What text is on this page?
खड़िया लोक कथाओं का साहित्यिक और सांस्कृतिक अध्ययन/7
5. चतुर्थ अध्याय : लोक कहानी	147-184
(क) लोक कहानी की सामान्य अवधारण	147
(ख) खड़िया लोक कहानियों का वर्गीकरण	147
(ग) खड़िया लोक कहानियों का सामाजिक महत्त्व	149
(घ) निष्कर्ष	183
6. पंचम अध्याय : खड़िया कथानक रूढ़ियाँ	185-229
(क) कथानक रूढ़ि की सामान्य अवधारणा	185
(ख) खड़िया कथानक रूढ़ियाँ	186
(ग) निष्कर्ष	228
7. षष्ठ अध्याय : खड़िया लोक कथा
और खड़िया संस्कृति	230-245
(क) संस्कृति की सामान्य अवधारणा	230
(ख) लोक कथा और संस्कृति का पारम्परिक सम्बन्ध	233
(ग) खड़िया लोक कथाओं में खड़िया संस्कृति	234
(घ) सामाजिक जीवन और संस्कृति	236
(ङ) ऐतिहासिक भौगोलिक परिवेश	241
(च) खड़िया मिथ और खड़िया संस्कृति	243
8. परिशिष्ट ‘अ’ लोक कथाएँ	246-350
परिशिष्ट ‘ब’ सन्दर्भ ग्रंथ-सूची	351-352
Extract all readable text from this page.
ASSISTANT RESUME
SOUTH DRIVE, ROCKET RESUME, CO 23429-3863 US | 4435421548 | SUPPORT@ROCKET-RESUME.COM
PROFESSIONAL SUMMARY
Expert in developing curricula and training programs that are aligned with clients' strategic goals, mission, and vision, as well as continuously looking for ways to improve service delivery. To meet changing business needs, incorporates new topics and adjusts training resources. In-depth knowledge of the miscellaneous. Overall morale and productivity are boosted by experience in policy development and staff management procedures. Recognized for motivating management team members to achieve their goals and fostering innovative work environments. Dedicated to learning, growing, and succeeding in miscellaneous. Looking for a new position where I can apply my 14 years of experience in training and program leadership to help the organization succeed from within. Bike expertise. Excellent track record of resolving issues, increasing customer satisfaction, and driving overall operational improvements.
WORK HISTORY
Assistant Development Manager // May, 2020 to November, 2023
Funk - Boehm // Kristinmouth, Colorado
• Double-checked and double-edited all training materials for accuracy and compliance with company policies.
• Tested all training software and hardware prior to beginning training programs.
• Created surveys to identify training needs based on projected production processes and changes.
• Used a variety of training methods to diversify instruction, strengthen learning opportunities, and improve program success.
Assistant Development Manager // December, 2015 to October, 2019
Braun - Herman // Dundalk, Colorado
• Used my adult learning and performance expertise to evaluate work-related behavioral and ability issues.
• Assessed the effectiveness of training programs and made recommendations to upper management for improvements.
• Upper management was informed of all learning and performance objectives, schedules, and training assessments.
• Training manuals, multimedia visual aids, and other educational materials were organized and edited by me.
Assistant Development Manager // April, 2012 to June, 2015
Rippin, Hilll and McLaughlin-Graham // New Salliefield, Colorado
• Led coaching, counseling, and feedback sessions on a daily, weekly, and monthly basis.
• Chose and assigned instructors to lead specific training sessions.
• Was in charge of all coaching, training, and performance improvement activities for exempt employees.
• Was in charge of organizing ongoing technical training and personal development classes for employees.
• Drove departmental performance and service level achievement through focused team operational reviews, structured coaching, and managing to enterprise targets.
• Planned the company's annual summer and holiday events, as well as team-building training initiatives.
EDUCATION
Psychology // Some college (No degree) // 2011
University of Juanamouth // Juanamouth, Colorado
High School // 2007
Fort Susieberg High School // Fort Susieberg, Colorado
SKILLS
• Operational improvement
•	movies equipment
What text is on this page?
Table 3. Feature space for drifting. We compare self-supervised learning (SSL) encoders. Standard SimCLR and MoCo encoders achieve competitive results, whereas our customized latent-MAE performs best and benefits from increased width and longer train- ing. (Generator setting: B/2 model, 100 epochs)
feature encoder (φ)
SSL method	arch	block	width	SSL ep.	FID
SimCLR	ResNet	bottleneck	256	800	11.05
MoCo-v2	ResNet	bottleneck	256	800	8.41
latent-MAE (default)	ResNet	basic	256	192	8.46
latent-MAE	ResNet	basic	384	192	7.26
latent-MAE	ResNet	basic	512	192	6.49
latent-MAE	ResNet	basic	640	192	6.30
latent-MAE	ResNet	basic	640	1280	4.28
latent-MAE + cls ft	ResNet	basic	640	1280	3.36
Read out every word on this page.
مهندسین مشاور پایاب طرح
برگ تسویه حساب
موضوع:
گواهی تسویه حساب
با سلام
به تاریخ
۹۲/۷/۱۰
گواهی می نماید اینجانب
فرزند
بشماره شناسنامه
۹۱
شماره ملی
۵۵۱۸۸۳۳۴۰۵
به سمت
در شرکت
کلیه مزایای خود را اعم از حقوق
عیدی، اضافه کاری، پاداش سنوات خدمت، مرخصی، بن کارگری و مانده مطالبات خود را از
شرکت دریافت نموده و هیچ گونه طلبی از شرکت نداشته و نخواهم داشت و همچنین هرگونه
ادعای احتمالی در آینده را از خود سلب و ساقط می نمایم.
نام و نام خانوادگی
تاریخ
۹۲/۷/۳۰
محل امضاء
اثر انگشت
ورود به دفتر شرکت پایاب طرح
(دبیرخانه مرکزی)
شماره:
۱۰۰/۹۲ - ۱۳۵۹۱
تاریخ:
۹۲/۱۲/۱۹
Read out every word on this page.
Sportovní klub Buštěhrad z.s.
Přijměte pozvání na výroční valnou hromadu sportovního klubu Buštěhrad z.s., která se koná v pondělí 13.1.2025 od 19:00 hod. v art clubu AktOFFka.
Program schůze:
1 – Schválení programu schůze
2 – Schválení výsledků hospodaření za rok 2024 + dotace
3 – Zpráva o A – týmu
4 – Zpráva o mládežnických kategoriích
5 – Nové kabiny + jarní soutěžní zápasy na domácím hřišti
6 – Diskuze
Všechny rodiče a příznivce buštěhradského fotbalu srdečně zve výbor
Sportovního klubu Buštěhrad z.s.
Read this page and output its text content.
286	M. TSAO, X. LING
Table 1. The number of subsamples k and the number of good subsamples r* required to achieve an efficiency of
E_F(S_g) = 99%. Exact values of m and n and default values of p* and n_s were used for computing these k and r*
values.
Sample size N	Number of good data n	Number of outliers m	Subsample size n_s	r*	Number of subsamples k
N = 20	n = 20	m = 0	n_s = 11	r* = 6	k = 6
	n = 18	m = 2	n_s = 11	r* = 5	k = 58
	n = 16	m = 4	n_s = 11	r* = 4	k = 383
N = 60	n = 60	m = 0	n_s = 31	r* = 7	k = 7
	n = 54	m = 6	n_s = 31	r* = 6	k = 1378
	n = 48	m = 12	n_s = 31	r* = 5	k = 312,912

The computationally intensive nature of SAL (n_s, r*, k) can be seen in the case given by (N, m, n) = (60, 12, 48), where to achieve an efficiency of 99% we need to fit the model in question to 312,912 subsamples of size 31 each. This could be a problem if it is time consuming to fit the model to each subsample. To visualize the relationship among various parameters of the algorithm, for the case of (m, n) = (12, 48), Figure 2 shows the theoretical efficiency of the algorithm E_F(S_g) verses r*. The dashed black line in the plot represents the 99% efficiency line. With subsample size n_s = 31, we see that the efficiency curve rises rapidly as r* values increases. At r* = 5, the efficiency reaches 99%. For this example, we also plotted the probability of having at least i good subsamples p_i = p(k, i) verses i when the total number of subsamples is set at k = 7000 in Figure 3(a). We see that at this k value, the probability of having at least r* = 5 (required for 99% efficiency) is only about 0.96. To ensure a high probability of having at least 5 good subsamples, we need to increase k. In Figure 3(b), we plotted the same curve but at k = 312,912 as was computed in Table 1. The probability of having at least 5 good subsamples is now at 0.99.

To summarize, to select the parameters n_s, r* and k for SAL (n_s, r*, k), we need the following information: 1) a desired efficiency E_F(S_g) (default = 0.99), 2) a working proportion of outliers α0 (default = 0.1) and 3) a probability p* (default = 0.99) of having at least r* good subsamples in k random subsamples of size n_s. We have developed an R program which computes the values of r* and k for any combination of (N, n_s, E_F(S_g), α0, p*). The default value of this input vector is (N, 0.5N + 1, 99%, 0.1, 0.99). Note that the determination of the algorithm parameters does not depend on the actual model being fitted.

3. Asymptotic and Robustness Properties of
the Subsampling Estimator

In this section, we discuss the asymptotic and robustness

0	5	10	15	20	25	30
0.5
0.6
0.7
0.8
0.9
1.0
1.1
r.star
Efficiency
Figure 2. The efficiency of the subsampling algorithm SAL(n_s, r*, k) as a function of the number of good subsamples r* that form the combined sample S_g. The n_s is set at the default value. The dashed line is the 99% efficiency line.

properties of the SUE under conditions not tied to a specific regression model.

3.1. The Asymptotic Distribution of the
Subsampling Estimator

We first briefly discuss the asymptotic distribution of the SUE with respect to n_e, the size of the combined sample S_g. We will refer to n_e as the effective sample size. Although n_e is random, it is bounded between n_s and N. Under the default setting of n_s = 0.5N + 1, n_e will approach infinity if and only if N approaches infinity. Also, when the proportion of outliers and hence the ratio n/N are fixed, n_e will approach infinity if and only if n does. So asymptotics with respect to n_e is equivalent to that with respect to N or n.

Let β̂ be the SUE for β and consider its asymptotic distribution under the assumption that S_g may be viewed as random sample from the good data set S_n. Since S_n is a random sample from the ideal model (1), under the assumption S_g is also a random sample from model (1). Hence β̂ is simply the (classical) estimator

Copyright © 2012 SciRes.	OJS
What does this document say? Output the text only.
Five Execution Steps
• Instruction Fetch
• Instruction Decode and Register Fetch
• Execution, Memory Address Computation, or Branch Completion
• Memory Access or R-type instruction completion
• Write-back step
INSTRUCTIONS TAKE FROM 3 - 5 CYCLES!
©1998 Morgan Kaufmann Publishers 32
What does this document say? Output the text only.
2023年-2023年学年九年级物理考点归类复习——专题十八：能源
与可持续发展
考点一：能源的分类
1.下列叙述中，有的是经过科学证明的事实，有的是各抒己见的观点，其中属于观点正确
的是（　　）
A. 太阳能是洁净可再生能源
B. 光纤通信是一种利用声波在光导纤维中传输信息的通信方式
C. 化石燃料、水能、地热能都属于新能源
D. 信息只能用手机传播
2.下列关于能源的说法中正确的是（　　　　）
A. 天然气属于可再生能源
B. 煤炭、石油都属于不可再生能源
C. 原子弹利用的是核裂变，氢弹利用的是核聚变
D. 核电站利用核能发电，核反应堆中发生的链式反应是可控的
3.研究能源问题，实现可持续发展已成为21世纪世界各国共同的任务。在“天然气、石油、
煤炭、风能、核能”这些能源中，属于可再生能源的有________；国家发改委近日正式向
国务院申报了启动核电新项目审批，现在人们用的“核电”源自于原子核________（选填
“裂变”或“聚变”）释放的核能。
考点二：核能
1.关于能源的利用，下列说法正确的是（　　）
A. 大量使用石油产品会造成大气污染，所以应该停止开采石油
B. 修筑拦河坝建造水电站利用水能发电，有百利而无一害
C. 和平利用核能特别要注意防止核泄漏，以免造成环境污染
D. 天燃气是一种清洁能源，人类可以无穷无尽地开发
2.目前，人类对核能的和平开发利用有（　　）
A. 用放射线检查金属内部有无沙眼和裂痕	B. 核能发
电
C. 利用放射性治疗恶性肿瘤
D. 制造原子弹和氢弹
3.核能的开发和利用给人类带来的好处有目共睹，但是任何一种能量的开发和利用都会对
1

> **EXERCISE PROMPT**
Pull out all lines of the data with the string "School".

> **SOLUTION**
High School // 2007
Fort Susieberg High School // Fort Susieberg, Colorado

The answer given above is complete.